Het uitgangspunt van de Zeister mobiliteitsvisie is gelijkwaardigheid van vervoersmiddelen, zodat mensen in onze gemeente keuzevrijheid hebben om van A naar B te komen. Om die gelijkwaardigheid tussen de vervoersmiddelen te creëren, geven we de komende jaren extra aandacht aan ruimte-efficiënte, schone, duurzame en veilige mobiliteit. Maar ook de auto is én blijft belangrijk, omdat voor een deel van de bevolking het gebruik van de auto noodzakelijk is.
1.2 Parkeernormen als belangrijk sturingsinstrument
De mobiliteitstransitie waar de gemeente Zeist voor staat is ook sterk van invloed op het parkeren bij bouwontwikkelingen. Een reis met de auto en fiets begint en eindigt namelijk met parkeren en is daarmee een integraal onderdeel van hoe mensen zich verplaatsen. Het aantal beschikbare parkeerplaatsen bij bouwontwikkelingen is dus een belangrijk sturingsinstrument om fietsen, lopen en reizen met het openbaar vervoer te stimuleren en de groei van het aantal auto’s in Zeist te beperken.
Met parkeernormen houden we grip op het parkeren bij bouwontwikkelingen (het bouwen, vernieuwen, veranderen of vergroten van een gebouw) in Zeist. Een parkeernorm is een getal dat aangeeft hoeveel parkeerplaatsen voor auto en fiets beschikbaar moeten zijn voor verschillende functies, zoals woningen, bedrijven of voorzieningen. Via de parkeernormen zorgen we ervoor dat bouwontwikkelingen bereikbaar zijn en goed functioneren door het aanleggen of beschikbaar stellen van voldoende parkeerplaatsen voor auto en fiets. Tegelijkertijd sturen we met onze parkeernormen, waar mogelijk, op het aantal auto’s in Zeist en beperken we de ruimte die parkeren inneemt. Met het actualiseren van onze parkeernormen zetten we bij bouwontwikkelingen een flinke stap in het stimuleren van ander reisgedrag dat relatief weinig ruimte in beslag neemt (lopen, fietsen en openbaar vervoer). Dat draagt ook bij aan onze ambities op het gebied van duurzaamheid. De komende jaren bekijken we welke verdere stappen nodig zijn om iedereen in Zeist zich zo goed mogelijk te laten verplaatsen, nu en in de toekomst.

◆ RUWE GEGEVENS ◆
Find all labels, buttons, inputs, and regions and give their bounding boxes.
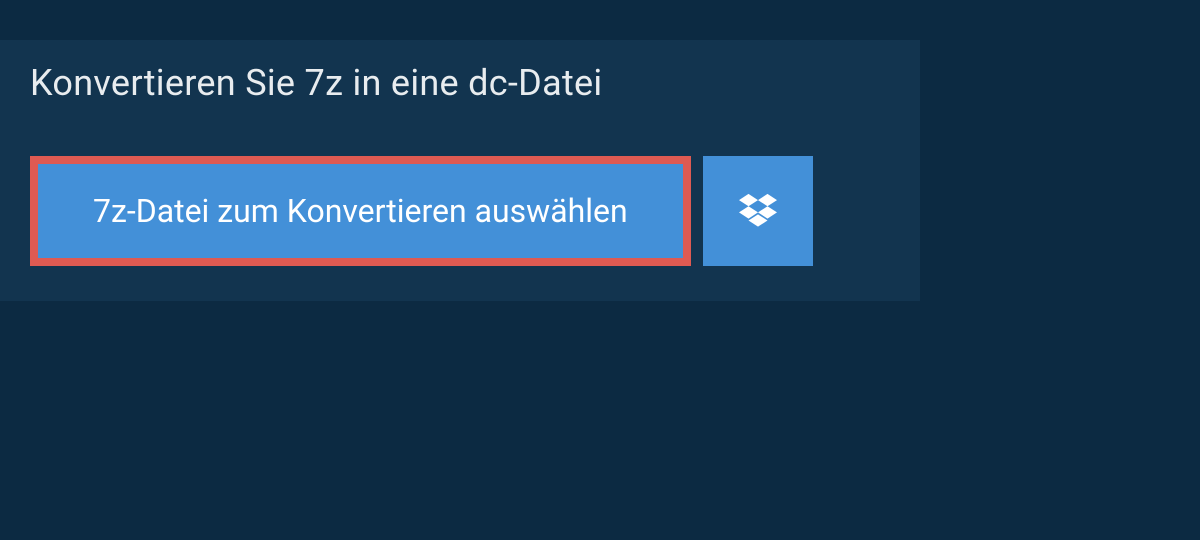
select-file-button[interactable]: 7z-Datei zum Konvertieren auswählen bbox=[30, 156, 691, 266]
dropbox-icon bbox=[739, 193, 777, 229]
button-row: 7z-Datei zum Konvertieren auswählen bbox=[0, 126, 920, 266]
page-title: Konvertieren Sie 7z in eine dc-Datei bbox=[30, 62, 603, 104]
converter-panel: Konvertieren Sie 7z in eine dc-Datei 7z-… bbox=[0, 40, 920, 301]
select-file-label: 7z-Datei zum Konvertieren auswählen bbox=[93, 192, 628, 230]
title-bar: Konvertieren Sie 7z in eine dc-Datei bbox=[0, 40, 633, 126]
dropbox-button[interactable] bbox=[703, 156, 813, 266]
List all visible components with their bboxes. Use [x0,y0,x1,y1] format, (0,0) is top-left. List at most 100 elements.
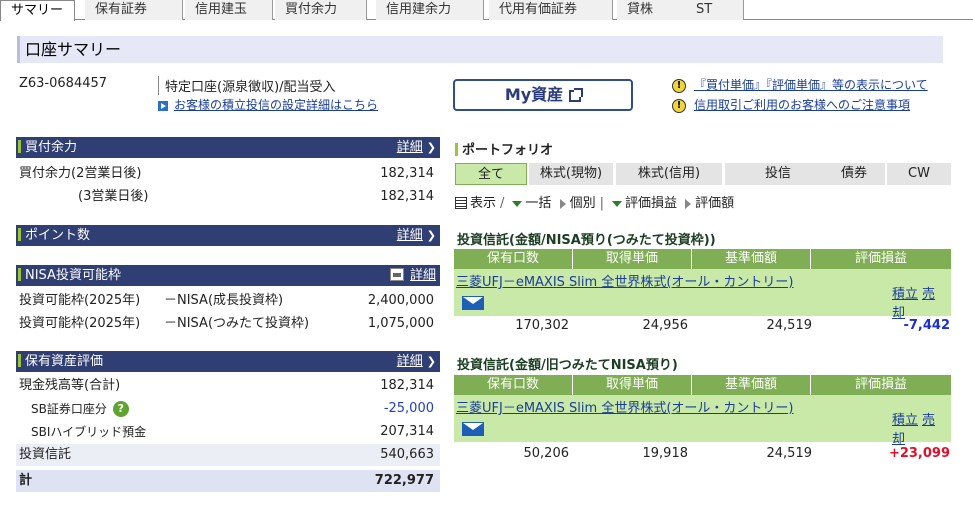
individual-toggle[interactable]: 個別 [556,196,596,211]
portfolio-tabs: 全て 株式(現物) 株式(信用) 投信 債券 CW [455,163,955,185]
buying-power-header: 買付余力 詳細 ❯ [16,137,440,158]
chevron-right-icon: ❯ [426,141,436,154]
col-header: 保有口数 [454,249,573,269]
pf-tab-all[interactable]: 全て [455,163,527,185]
asset-row-hybrid-deposit: SBIハイブリッド預金 207,314 [16,421,440,443]
detail-label: 詳細 [396,354,423,369]
header-title: ポイント数 [25,228,91,243]
tab-label: 信用建玉 [195,2,248,17]
portfolio-title: ポートフォリオ [455,139,553,158]
tab-label: ST [696,2,713,17]
units-value: 170,302 [515,318,569,333]
row-label: SBIハイブリッド預金 [31,425,147,439]
tab-st[interactable]: ST [686,0,744,20]
fund-name-link[interactable]: 三菱UFJ－eMAXIS Slim 全世界株式(オール・カントリー) [456,399,811,439]
col-header: 基準価額 [692,249,811,269]
tab-stock-lending[interactable]: 貸株 [617,0,687,20]
account-type: 特定口座(源泉徴収)/配当受入 [158,76,336,95]
mail-icon[interactable] [462,421,484,436]
header-title: 買付余力 [25,140,78,155]
accumulation-settings-link-text[interactable]: お客様の積立投信の設定詳細はこちら [174,98,378,112]
nav-value: 24,519 [766,318,813,333]
header-accent [18,354,21,367]
main-tabs: サマリー 保有証券 信用建玉 買付余力 信用建余力 代用有価証券 貸株 ST [0,0,973,21]
account-number: Z63-0684457 [19,76,108,91]
pf-tab-bonds[interactable]: 債券 [823,163,887,185]
tab-buying-power[interactable]: 買付余力 [275,0,367,20]
fund-values-row: 50,206 19,918 24,519 +23,099 [454,444,951,464]
acq-price-value: 24,956 [642,318,689,333]
pl-toggle[interactable]: 評価損益 [608,196,677,211]
pf-tab-cw[interactable]: CW [887,163,953,185]
my-assets-label: My資産 [504,85,564,104]
row-label: 投資可能枠(2025年) [19,316,141,331]
accumulation-settings-link[interactable]: お客様の積立投信の設定詳細はこちら [158,96,378,113]
header-accent [18,268,21,281]
notice-link[interactable]: 信用取引ご利用のお客様へのご注意事項 [694,98,910,112]
nisa-detail-link[interactable]: 詳細 [389,265,436,286]
fund-section-title: 投資信託(金額/旧つみたてNISA預り) [457,358,678,373]
points-detail-link[interactable]: 詳細 ❯ [397,225,436,246]
help-icon[interactable]: ? [112,400,129,417]
amount-toggle[interactable]: 評価額 [681,196,734,211]
assets-detail-link[interactable]: 詳細 ❯ [397,351,436,372]
nisa-header: NISA投資可能枠 詳細 [16,265,440,286]
tab-label: 買付余力 [285,2,338,17]
asset-row-cash: 現金残高等(合計) 182,314 [16,375,440,397]
tab-margin-positions[interactable]: 信用建玉 [185,0,273,20]
row-label: 投資信託 [19,447,72,462]
external-link-icon [569,87,584,102]
detail-label: 詳細 [409,268,436,283]
tab-label: サマリー [11,3,64,18]
row-value: 722,977 [374,473,434,488]
pf-tab-funds[interactable]: 投信 [725,163,833,185]
pf-tab-stock-cash[interactable]: 株式(現物) [529,163,615,185]
arrow-square-icon [158,100,168,111]
row-sublabel: －NISA(成長投資枠) [164,293,284,308]
notice-price-display[interactable]: ! 『買付単価』『評価単価』等の表示について [672,76,928,93]
fund-section-title: 投資信託(金額/NISA預り(つみたて投資枠)) [457,233,716,248]
fund-table-header: 保有口数 取得単価 基準価額 評価損益 [454,375,951,395]
triangle-right-icon [685,198,692,209]
pf-tab-stock-margin[interactable]: 株式(信用) [616,163,724,185]
col-header: 取得単価 [573,249,692,269]
bulk-toggle[interactable]: 一括 [508,196,551,211]
nisa-row: 投資可能枠(2025年) －NISA(成長投資枠) 2,400,000 [16,290,440,312]
row-value: 1,075,000 [367,316,434,331]
fund-name-link[interactable]: 三菱UFJ－eMAXIS Slim 全世界株式(オール・カントリー) [456,273,811,313]
row-sublabel: －NISA(つみたて投資枠) [164,316,310,331]
tab-holdings[interactable]: 保有証券 [85,0,183,20]
asset-row-funds: 投資信託 540,663 [16,444,440,466]
fund-row: 三菱UFJ－eMAXIS Slim 全世界株式(オール・カントリー) 積立 売却 [454,395,951,447]
header-accent [18,140,21,153]
tab-collateral[interactable]: 代用有価証券 [489,0,613,20]
portfolio-controls: 表示 / 一括 個別 | 評価損益 評価額 [455,192,734,211]
tab-label: 保有証券 [95,2,148,17]
notice-link[interactable]: 『買付単価』『評価単価』等の表示について [694,78,928,92]
row-value: 207,314 [380,424,434,439]
asset-row-securities: SB証券口座分? -25,000 [16,398,440,420]
notice-margin[interactable]: ! 信用取引ご利用のお客様へのご注意事項 [672,96,910,113]
accumulate-link[interactable]: 積立 [892,287,918,302]
triangle-right-icon [559,198,566,209]
my-assets-button[interactable]: My資産 [453,79,633,111]
accumulate-link[interactable]: 積立 [892,413,918,428]
row-value: 540,663 [380,447,434,462]
header-accent [455,143,458,156]
tab-label: 代用有価証券 [499,2,578,17]
row-value: 182,314 [380,166,434,181]
row-label: 買付余力(2営業日後) [19,166,142,181]
fund-values-row: 170,302 24,956 24,519 -7,442 [454,316,951,336]
tab-margin-power[interactable]: 信用建余力 [376,0,484,20]
pl-value: +23,099 [888,446,950,461]
buying-power-detail-link[interactable]: 詳細 ❯ [397,137,436,158]
tab-summary[interactable]: サマリー [0,0,75,21]
row-label: 現金残高等(合計) [19,378,121,393]
print-icon [389,268,404,281]
mail-icon[interactable] [462,295,484,310]
exclamation-icon: ! [672,98,686,113]
row-value: 2,400,000 [367,293,434,308]
fund-table-header: 保有口数 取得単価 基準価額 評価損益 [454,249,951,269]
list-icon [455,196,467,209]
header-title: NISA投資可能枠 [25,268,121,283]
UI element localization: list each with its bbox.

◆ OPDRACHTEN ◆
**a.** Schrijf uit de tekst over de Zeister parkeernormen het stuk letterlijk over dat begint met de woorden "Het uitgangspunt van" en eindigt met "auto noodzakelijk is.".
**b.** Geef bij elke bewering aan of ze klopt met de tekst over de Zeister parkeernormen. Antwoord met ja of nee en citeer letterlijk de woorden uit de tekst die de doorslag geven.
(i) Voor een deel van de bevolking is het gebruik van de auto noodzakelijk.
(ii) Een parkeernorm geeft alleen aan hoeveel parkeerplaatsen voor auto's beschikbaar moeten zijn.
(iii) Het vergroten van een gebouw valt niet onder bouwontwikkelingen.
**c.** Zet de tekst over de Zeister parkeernormen voort na de laatste zin ervan.

◆ ANTWOORDEN ◆
**a.**
Het uitgangspunt van de Zeister mobiliteitsvisie is gelijkwaardigheid van vervoersmiddelen, zodat mensen in onze gemeente keuzevrijheid hebben om van A naar B te komen. Om die gelijkwaardigheid tussen de vervoersmiddelen te creëren, geven we de komende jaren extra aandacht aan ruimte-efficiënte, schone, duurzame en veilige mobiliteit. Maar ook de auto is én blijft belangrijk, omdat voor een deel van de bevolking het gebruik van de auto noodzakelijk is.

**b.**
(i) Ja: "voor een deel van de bevolking het gebruik van de auto noodzakelijk is"
(ii) Nee: "hoeveel parkeerplaatsen voor auto en fiets beschikbaar moeten zijn"
(iii) Nee: "(het bouwen, vernieuwen, veranderen of vergroten van een gebouw)"

**c.**
1.3 Van parkeernorm naar parkeereis
Op basis van parkeernormen bepalen we een parkeereis: hoeveel auto- en fietsparkeerplaatsen zijn nodig voor bouwontwikkelingen in Zeist. Dit is het uiteindelijke aantal te realiseren of beschikbaar te stellen parkeerplaatsen door de initiatiefnemer van een bouwontwikkeling. Het uitgangspunt voor onze autoparkeernormen is dat er niet meer, maar ook niet minder parkeerplaatsen gerealiseerd worden dan volgens de parkeernormen zijn toegestaan. Voor de fiets geven de parkeernormen aan hoeveel fietsparkeerplaatsen minimaal gemaakt moet worden. Het aanleggen van meer fietsparkeerplaatsen dan de parkeernorm is dus mogelijk en wordt aangemoedigd.
De nodige auto- en fietsparkeerplaatsen worden in de basis in, onder of bij de bouwontwikkeling gerealiseerd of beschikbaar gesteld (op eigen terrein). Via de volgende stappen vertalen we de parkeernormen naar een parkeereis. Deze stappen beschrijven we in de hoofdstukken 4, 5 & 6.
1.4 Waarom een nieuwe Nota Parkeernormen?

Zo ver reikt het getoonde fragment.